Instructions for the task: Pull every "page" line out of the data below.

Source material:
+-------+
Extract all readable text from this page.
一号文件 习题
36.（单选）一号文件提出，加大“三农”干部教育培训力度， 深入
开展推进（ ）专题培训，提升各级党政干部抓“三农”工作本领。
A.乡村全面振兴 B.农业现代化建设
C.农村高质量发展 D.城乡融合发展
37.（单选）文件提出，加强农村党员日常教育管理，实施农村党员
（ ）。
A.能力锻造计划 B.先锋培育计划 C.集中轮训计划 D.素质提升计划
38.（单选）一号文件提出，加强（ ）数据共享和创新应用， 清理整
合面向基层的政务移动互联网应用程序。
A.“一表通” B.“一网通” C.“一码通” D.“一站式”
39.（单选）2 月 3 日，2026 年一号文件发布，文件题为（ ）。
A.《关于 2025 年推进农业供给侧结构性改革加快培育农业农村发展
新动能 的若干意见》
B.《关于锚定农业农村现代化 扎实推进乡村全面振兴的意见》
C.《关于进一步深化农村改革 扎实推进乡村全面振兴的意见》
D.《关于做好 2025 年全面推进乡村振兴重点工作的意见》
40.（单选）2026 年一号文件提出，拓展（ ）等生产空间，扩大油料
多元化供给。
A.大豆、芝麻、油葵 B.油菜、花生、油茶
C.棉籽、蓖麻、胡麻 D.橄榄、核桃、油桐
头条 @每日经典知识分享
+-------+
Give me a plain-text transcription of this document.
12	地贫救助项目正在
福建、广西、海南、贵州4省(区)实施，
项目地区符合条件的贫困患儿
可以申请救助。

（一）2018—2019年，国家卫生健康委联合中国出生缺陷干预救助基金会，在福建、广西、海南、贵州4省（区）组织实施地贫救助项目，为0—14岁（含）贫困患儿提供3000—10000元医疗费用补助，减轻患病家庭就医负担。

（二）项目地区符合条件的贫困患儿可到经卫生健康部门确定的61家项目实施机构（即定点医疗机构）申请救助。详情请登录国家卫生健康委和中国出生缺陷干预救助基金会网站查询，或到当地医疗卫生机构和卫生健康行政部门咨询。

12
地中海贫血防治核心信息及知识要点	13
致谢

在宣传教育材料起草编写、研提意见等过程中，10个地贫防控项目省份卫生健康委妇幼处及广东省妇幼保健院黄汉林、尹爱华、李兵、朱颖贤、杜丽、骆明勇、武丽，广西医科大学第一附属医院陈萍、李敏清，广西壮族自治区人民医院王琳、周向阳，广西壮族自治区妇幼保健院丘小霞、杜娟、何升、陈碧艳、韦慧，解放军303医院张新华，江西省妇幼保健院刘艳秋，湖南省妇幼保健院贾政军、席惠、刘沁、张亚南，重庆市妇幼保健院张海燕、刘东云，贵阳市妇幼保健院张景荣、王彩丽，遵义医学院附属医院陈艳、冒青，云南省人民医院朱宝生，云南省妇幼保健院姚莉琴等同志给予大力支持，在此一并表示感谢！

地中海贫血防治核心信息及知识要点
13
+-------+
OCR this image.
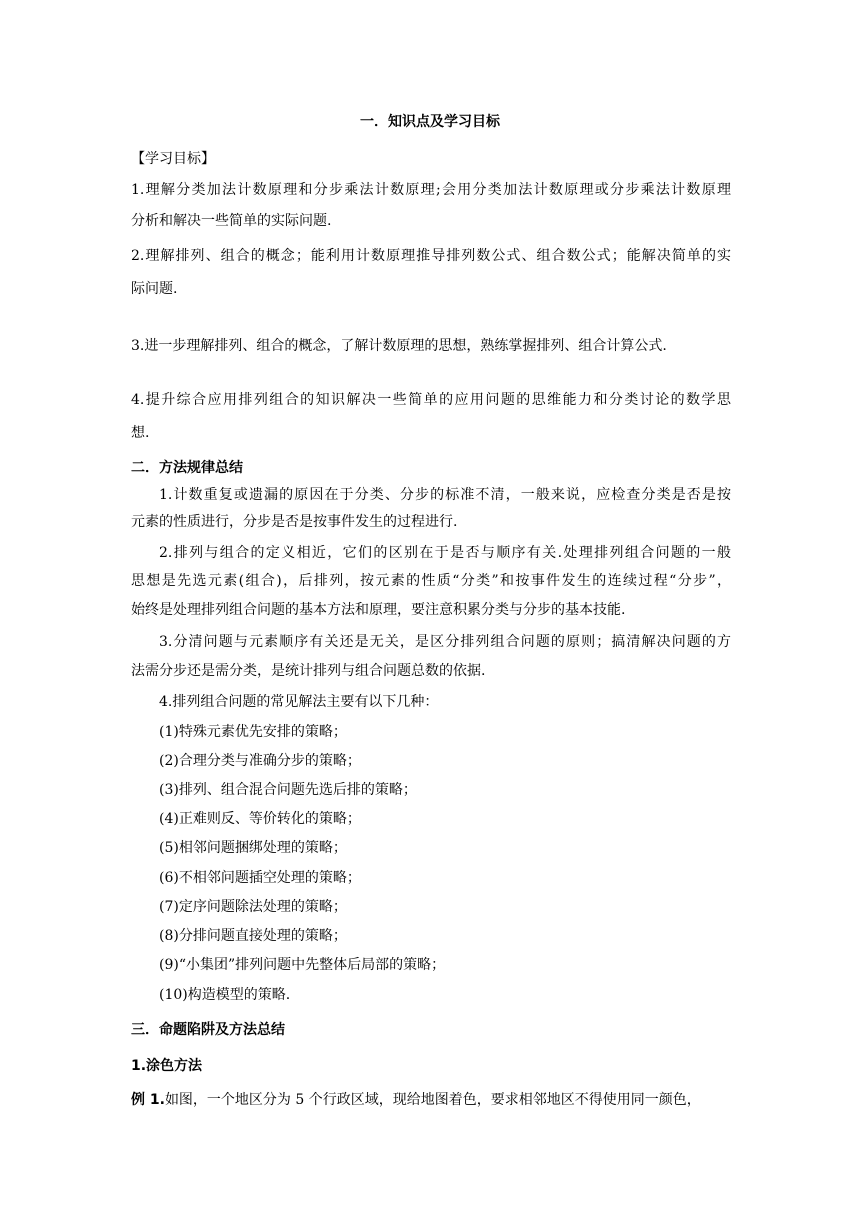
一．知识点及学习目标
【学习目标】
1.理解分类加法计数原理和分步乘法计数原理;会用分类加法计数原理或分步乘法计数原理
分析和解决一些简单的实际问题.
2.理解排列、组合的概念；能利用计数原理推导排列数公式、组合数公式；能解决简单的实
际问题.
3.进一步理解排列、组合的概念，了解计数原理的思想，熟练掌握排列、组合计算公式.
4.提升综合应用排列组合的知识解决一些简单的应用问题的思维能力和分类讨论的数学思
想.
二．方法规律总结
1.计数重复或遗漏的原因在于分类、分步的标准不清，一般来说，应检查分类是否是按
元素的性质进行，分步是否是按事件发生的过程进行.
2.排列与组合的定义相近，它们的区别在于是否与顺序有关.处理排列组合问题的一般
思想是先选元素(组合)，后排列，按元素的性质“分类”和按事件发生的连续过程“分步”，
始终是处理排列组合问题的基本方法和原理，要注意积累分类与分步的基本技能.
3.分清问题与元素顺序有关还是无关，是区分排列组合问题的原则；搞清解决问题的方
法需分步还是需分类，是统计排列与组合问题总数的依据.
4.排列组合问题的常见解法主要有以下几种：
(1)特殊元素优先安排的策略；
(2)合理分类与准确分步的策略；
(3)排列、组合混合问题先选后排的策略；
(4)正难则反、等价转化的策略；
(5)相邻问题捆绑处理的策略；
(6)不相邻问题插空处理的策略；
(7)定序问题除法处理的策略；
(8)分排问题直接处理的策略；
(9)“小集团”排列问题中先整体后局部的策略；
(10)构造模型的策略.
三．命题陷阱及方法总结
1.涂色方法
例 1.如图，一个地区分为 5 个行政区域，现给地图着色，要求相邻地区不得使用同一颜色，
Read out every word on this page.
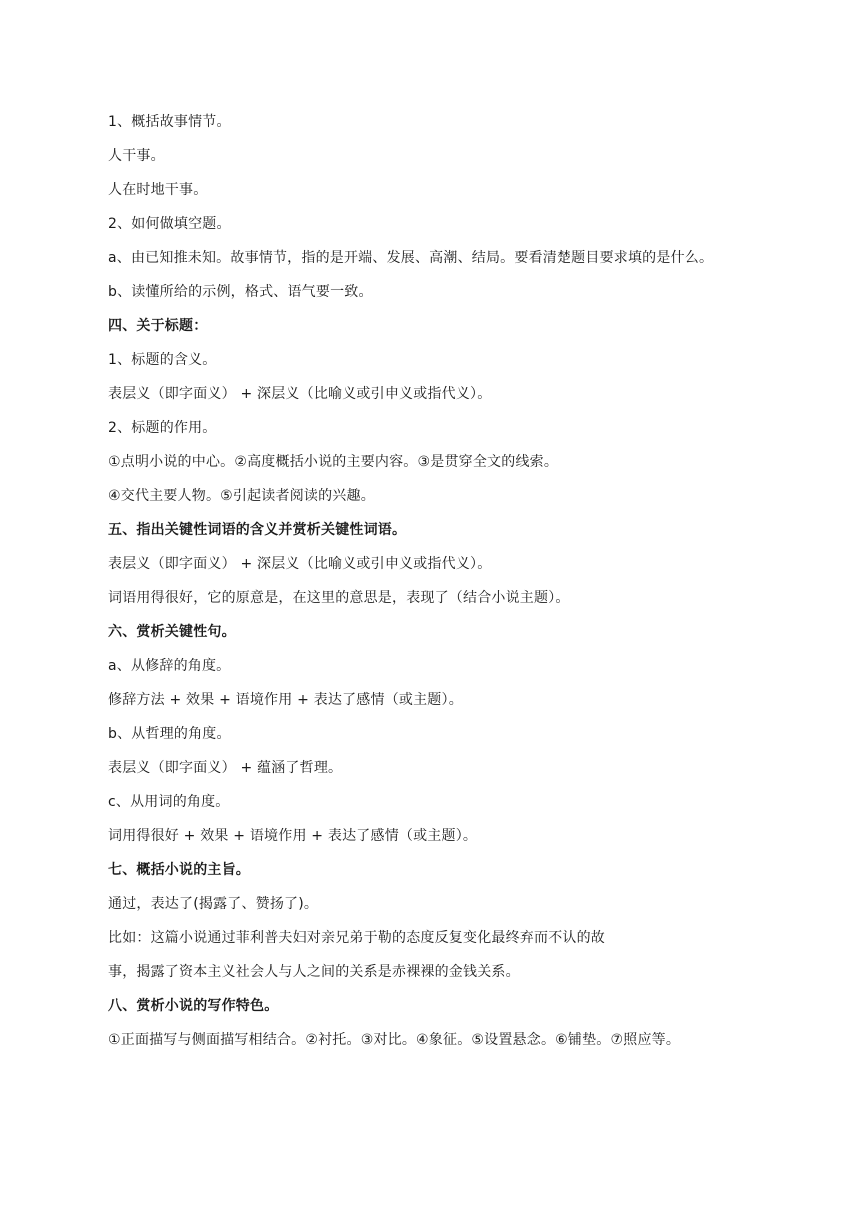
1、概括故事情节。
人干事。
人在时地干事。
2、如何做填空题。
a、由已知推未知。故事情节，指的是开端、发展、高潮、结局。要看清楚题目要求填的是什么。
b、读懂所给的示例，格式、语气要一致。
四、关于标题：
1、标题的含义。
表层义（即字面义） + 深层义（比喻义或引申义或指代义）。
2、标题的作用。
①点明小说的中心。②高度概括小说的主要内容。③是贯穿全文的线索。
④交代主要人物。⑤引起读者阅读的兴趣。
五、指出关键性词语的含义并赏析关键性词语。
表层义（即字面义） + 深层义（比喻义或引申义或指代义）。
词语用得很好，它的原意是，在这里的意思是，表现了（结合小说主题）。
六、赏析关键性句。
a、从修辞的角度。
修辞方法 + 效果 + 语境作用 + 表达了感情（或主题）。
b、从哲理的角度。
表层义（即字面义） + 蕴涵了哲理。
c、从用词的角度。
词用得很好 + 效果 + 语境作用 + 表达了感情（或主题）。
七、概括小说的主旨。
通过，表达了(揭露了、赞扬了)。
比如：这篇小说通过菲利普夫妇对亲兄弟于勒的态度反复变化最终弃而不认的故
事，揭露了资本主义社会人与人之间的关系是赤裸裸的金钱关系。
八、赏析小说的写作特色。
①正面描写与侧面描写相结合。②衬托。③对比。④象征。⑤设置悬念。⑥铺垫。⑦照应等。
+-------+
Right answer:
Extract all readable text from this page.
Read out every word on this page.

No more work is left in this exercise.